[Input rows]
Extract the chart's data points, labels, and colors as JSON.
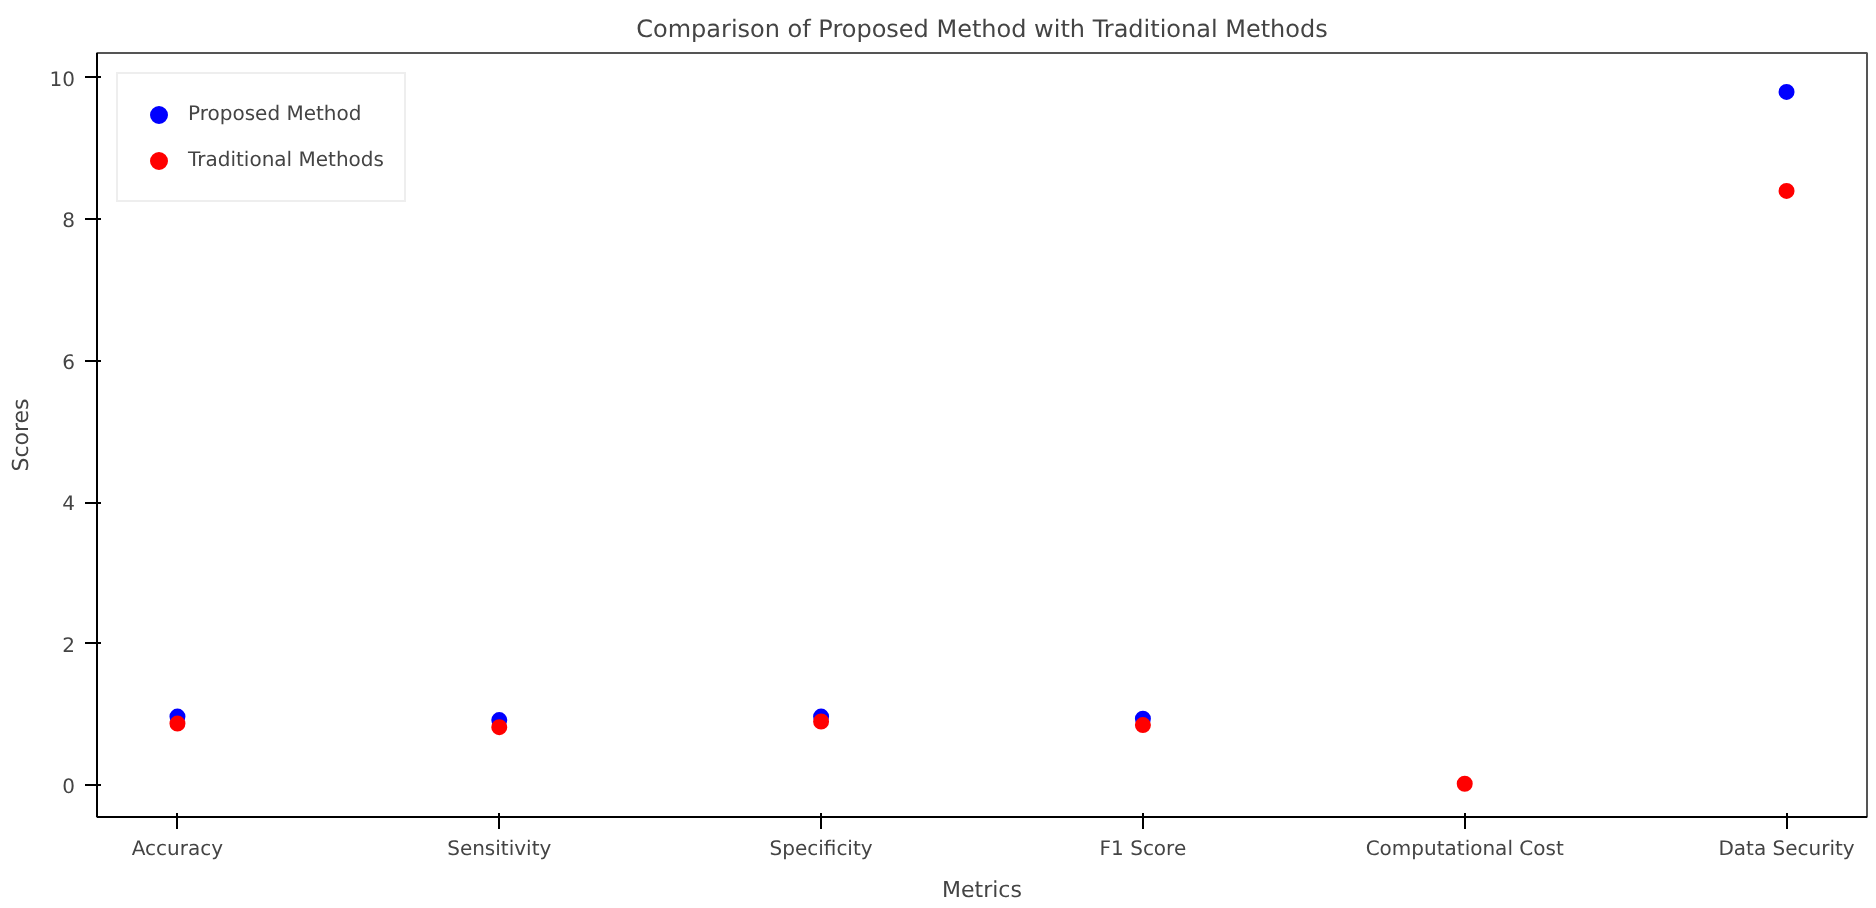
{
  "chart_data": {
    "type": "scatter",
    "title": "Comparison of Proposed Method with Traditional Methods",
    "xlabel": "Metrics",
    "ylabel": "Scores",
    "categories": [
      "Accuracy",
      "Sensitivity",
      "Specificity",
      "F1 Score",
      "Computational Cost",
      "Data Security"
    ],
    "series": [
      {
        "name": "Proposed Method",
        "color": "#0000ff",
        "values": [
          0.97,
          0.92,
          0.97,
          0.94,
          null,
          9.8
        ]
      },
      {
        "name": "Traditional Methods",
        "color": "#ff0000",
        "values": [
          0.87,
          0.82,
          0.9,
          0.85,
          0.02,
          8.4
        ]
      }
    ],
    "ylim": [
      -0.45,
      10.35
    ],
    "yticks": [
      0,
      2,
      4,
      6,
      8,
      10
    ],
    "grid": false,
    "legend": "top left",
    "marker": "circle"
  }
}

[Objective] Look above for every line with the word "Traditional" and copy it.

[The response]
    "title": "Comparison of Proposed Method with Traditional Methods",
        "name": "Traditional Methods",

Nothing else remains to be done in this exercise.